Scan the data below for the string "this". Copy every line where it appears.

[Saved entries]
----------
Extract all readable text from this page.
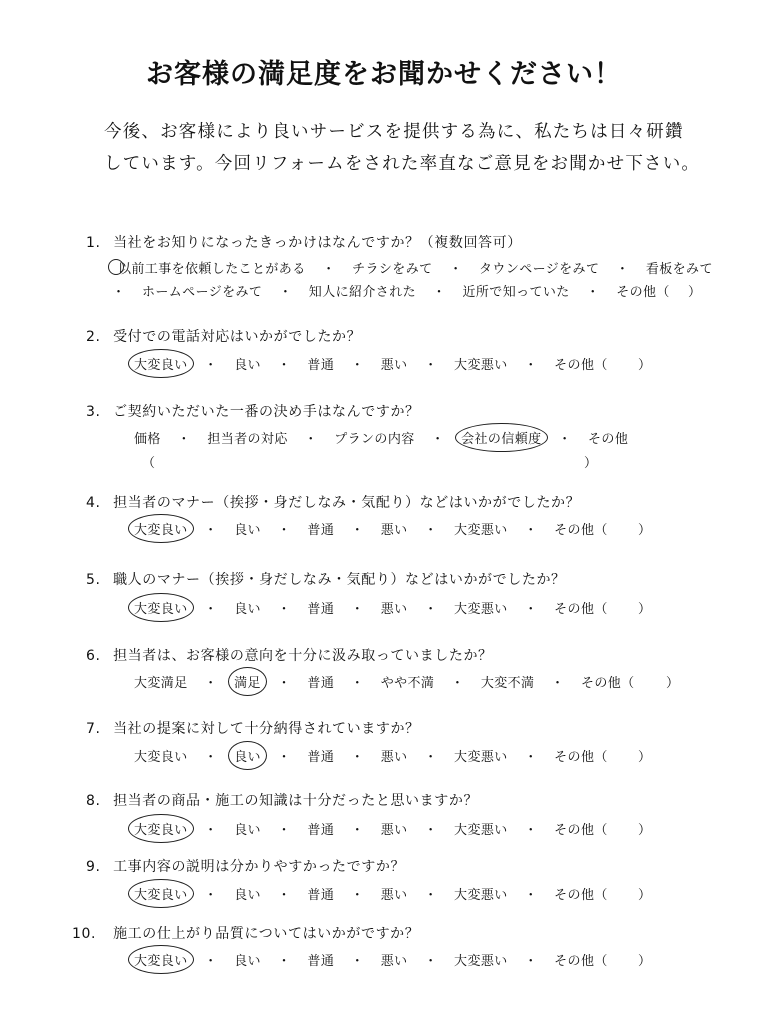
お客様の満足度をお聞かせください！
今後、お客様により良いサービスを提供する為に、私たちは日々研鑽
しています。今回リフォームをされた率直なご意見をお聞かせ下さい。
1. 当社をお知りになったきっかけはなんですか？（複数回答可）
以前工事を依頼したことがある ・ チラシをみて ・ タウンページをみて ・ 看板をみて
・ ホームページをみて ・ 知人に紹介された ・ 近所で知っていた ・ その他（ ）
2. 受付での電話対応はいかがでしたか？
大変良い ・ 良い ・ 普通 ・ 悪い ・ 大変悪い ・ その他（ ）
3. ご契約いただいた一番の決め手はなんですか？
価格 ・ 担当者の対応 ・ プランの内容 ・ 会社の信頼度 ・ その他
（	）
4. 担当者のマナー（挨拶・身だしなみ・気配り）などはいかがでしたか？
大変良い ・ 良い ・ 普通 ・ 悪い ・ 大変悪い ・ その他（ ）
5. 職人のマナー（挨拶・身だしなみ・気配り）などはいかがでしたか？
大変良い ・ 良い ・ 普通 ・ 悪い ・ 大変悪い ・ その他（ ）
6. 担当者は、お客様の意向を十分に汲み取っていましたか？
大変満足 ・ 満足 ・ 普通 ・ やや不満 ・ 大変不満 ・ その他（ ）
7. 当社の提案に対して十分納得されていますか？
大変良い ・ 良い ・ 普通 ・ 悪い ・ 大変悪い ・ その他（ ）
8. 担当者の商品・施工の知識は十分だったと思いますか？
大変良い ・ 良い ・ 普通 ・ 悪い ・ 大変悪い ・ その他（ ）
9. 工事内容の説明は分かりやすかったですか？
大変良い ・ 良い ・ 普通 ・ 悪い ・ 大変悪い ・ その他（ ）
10. 施工の仕上がり品質についてはいかがですか？
大変良い ・ 良い ・ 普通 ・ 悪い ・ 大変悪い ・ その他（ ）
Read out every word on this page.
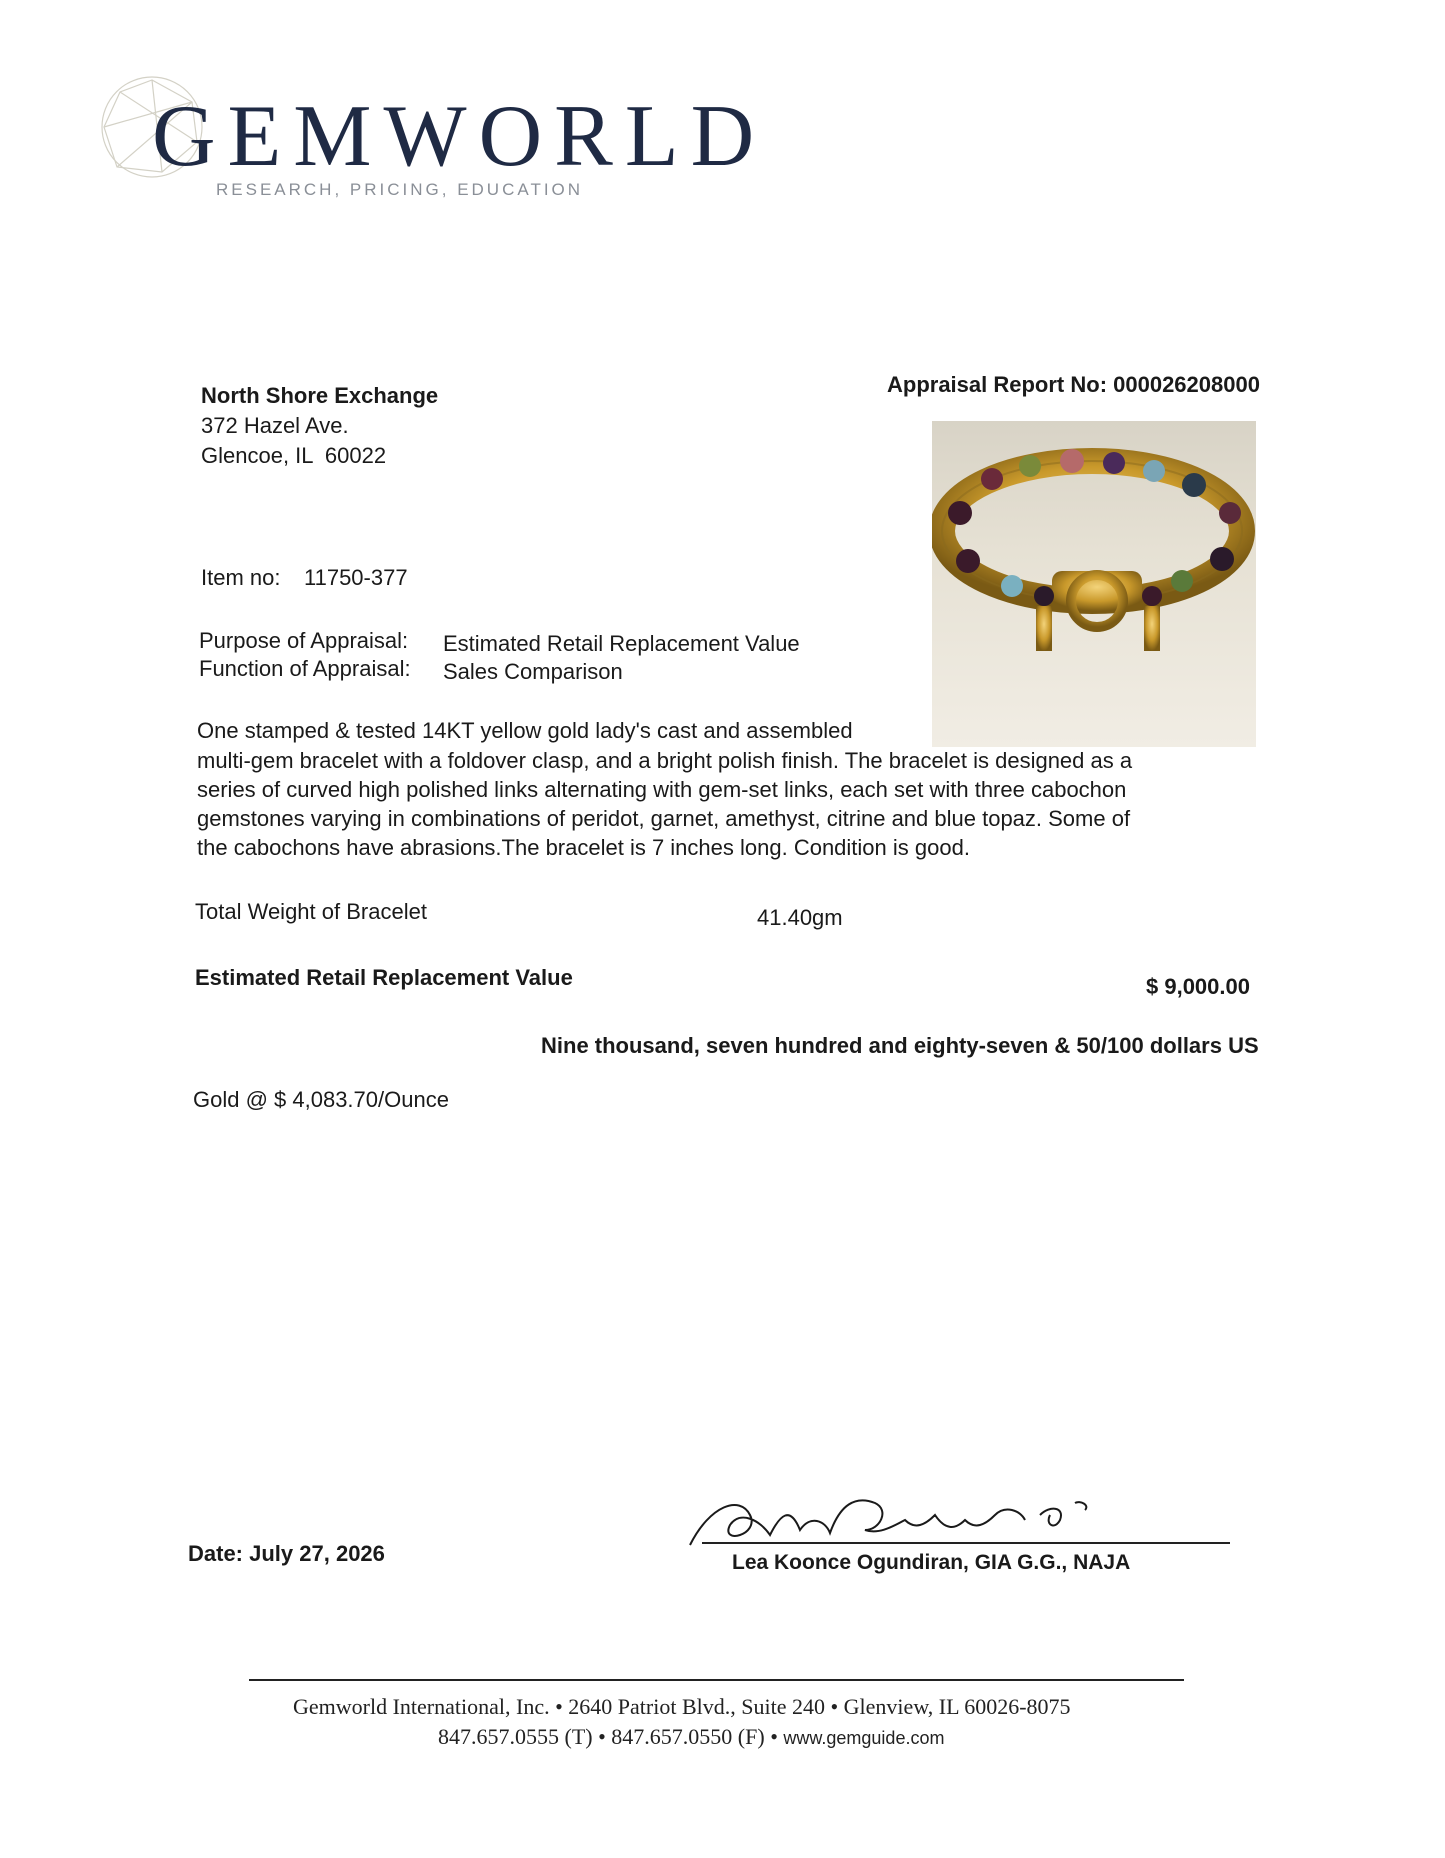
GEMWORLD
RESEARCH, PRICING, EDUCATION
North Shore Exchange
372 Hazel Ave.
Glencoe, IL  60022
Appraisal Report No: 000026208000
Item no: 11750-377
Purpose of Appraisal: Estimated Retail Replacement Value
Function of Appraisal: Sales Comparison
One stamped & tested 14KT yellow gold lady's cast and assembled
multi-gem bracelet with a foldover clasp, and a bright polish finish. The bracelet is designed as a
series of curved high polished links alternating with gem-set links, each set with three cabochon
gemstones varying in combinations of peridot, garnet, amethyst, citrine and blue topaz. Some of
the cabochons have abrasions.The bracelet is 7 inches long. Condition is good.
Total Weight of Bracelet	41.40gm
Estimated Retail Replacement Value	$ 9,000.00
Nine thousand, seven hundred and eighty-seven & 50/100 dollars US
Gold @ $ 4,083.70/Ounce
Date: July 27, 2026	Lea Koonce Ogundiran, GIA G.G., NAJA
Gemworld International, Inc. • 2640 Patriot Blvd., Suite 240 • Glenview, IL 60026-8075
847.657.0555 (T) • 847.657.0550 (F) • www.gemguide.com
----------
# Exercise response
Extract all readable text from this page.
Read out every word on this page.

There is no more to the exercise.